#### [Your assignment]
A single number is required: the count of lines in the entries below that include the word "status".

*** Begin section ***

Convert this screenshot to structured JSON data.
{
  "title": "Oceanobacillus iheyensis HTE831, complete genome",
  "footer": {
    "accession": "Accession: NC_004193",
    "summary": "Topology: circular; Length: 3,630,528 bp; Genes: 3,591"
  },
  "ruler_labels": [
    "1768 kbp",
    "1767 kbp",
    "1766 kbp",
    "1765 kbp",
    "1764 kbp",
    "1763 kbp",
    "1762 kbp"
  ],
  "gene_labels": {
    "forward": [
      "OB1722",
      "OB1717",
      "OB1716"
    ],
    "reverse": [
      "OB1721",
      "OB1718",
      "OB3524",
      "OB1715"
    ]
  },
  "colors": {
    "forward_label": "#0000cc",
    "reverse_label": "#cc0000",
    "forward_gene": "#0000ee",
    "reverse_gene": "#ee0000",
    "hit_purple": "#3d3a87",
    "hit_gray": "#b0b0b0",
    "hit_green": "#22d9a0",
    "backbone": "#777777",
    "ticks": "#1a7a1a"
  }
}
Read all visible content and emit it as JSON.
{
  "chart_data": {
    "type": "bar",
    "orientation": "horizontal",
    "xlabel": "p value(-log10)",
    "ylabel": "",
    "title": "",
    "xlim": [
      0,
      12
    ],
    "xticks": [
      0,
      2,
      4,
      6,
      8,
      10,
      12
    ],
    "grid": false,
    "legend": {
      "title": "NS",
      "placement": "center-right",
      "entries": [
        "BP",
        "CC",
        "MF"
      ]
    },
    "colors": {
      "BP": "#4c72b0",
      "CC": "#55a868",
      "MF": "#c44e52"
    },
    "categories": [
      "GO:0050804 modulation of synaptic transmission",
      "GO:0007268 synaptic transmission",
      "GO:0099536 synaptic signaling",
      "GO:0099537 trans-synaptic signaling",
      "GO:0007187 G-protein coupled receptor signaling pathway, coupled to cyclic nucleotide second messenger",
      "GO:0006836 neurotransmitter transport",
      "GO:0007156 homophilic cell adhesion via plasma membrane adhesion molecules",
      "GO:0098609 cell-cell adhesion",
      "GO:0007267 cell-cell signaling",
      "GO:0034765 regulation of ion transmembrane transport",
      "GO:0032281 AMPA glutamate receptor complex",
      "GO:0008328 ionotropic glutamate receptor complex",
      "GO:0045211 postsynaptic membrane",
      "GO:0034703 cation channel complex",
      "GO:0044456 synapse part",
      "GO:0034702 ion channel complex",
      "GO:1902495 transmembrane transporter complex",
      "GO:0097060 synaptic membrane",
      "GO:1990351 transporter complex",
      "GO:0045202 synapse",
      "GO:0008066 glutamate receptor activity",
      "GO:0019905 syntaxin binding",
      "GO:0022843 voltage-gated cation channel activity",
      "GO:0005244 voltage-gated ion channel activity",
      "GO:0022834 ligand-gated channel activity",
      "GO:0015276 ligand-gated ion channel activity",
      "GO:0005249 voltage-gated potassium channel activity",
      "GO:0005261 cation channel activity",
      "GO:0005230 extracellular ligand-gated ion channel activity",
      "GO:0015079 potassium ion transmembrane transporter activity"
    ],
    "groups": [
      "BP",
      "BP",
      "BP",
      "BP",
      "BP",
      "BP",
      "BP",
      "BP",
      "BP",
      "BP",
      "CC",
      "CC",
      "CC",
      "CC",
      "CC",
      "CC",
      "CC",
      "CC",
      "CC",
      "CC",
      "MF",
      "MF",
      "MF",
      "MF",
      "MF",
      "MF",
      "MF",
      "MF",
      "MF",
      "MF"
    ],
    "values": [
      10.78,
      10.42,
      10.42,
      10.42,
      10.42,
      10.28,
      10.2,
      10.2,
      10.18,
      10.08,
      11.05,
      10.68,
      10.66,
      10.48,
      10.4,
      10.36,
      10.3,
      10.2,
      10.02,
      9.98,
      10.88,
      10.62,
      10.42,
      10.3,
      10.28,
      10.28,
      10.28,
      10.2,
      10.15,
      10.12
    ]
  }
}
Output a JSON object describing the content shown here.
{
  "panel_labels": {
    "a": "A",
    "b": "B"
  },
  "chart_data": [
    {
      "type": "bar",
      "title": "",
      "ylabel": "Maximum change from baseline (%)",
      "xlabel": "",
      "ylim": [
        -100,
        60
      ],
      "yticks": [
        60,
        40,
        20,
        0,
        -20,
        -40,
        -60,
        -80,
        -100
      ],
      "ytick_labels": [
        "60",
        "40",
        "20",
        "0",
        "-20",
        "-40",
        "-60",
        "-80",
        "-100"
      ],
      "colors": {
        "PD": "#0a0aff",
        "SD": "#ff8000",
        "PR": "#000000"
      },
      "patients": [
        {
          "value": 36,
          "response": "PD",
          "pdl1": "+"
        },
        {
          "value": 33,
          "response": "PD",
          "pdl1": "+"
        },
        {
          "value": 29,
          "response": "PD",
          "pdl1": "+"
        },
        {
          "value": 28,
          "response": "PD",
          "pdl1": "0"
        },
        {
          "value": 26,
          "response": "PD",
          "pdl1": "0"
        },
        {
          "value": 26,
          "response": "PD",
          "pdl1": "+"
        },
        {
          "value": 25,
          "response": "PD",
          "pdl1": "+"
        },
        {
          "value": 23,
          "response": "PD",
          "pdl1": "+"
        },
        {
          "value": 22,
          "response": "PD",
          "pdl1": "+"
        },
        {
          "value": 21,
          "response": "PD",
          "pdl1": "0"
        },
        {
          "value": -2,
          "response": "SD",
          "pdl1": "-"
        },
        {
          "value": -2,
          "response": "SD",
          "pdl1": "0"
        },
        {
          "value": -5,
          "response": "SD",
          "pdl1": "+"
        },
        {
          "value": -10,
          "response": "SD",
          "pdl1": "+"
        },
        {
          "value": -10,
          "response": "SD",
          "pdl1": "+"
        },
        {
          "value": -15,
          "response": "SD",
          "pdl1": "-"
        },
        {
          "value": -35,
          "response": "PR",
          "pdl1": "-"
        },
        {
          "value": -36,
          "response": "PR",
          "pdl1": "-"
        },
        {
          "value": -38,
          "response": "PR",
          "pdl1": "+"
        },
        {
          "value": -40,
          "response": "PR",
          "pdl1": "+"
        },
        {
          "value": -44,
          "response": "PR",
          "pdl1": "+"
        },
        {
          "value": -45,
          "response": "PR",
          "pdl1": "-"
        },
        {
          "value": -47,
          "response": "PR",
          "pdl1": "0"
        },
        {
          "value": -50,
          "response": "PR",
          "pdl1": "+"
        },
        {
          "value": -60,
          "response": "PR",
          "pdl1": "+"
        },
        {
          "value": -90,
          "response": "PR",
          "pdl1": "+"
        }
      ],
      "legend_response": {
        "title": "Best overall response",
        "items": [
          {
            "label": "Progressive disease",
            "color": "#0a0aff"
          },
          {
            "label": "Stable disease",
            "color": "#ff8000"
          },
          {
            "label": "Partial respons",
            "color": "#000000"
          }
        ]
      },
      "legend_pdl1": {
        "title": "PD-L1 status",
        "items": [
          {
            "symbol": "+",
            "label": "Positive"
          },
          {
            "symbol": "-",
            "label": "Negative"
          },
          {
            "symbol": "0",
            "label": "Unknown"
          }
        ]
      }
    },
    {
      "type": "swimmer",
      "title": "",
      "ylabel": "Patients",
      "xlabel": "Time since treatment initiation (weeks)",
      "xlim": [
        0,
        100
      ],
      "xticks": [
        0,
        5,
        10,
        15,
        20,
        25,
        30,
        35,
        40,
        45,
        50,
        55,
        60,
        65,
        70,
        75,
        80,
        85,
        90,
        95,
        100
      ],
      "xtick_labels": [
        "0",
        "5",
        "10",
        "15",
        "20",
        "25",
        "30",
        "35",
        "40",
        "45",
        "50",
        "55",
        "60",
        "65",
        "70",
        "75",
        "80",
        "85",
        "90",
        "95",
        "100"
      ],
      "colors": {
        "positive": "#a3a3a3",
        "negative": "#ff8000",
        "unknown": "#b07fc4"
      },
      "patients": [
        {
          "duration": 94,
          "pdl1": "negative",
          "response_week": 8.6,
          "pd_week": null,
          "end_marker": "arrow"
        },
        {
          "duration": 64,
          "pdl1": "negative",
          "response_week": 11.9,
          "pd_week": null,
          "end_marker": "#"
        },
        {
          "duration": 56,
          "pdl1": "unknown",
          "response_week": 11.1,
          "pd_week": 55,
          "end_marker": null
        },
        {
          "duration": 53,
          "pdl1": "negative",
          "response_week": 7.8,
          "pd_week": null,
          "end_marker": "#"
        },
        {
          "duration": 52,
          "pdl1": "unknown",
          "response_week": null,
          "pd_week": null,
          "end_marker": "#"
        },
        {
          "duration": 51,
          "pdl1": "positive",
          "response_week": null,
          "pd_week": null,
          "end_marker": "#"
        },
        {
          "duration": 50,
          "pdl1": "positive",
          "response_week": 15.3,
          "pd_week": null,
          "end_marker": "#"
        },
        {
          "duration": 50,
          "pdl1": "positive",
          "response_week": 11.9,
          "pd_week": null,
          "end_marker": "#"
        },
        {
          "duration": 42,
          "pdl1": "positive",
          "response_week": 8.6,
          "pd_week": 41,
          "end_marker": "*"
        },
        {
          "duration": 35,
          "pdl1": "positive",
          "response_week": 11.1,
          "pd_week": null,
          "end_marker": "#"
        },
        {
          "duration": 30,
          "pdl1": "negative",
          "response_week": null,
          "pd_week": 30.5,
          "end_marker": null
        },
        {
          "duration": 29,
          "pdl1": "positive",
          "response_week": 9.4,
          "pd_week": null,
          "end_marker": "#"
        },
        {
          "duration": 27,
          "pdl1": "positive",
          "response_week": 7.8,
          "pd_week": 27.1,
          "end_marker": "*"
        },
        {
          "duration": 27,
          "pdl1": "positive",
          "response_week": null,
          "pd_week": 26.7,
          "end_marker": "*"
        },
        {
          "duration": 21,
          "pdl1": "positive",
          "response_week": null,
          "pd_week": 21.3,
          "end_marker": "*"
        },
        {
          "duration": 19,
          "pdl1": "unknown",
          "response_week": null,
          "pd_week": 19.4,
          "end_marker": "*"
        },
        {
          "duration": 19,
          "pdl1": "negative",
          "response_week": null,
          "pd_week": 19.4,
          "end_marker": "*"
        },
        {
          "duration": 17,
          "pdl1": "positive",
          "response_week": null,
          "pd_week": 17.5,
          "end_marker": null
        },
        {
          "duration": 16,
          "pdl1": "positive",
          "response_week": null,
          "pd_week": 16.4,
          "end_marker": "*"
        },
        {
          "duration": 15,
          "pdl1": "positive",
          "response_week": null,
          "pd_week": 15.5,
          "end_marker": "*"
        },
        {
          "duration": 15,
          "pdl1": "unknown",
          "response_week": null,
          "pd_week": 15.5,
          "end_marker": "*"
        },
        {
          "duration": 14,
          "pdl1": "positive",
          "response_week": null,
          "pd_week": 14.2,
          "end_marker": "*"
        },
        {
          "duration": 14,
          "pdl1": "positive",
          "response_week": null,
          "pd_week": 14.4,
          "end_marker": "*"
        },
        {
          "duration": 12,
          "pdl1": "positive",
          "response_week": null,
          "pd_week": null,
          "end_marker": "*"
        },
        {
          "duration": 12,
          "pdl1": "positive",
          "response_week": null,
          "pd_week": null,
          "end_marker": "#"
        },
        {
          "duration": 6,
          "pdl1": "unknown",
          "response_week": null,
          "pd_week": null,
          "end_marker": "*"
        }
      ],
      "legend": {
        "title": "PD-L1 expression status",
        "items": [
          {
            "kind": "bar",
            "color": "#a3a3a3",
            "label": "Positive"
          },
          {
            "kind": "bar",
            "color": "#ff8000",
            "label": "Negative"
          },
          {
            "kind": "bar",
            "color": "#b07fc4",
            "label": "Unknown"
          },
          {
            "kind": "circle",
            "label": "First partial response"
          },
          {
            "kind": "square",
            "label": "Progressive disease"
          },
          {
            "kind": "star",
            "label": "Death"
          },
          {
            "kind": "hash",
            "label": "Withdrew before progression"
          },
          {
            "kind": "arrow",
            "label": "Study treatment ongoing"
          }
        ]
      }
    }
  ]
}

*** End section ***

#### [Solved exercise]
2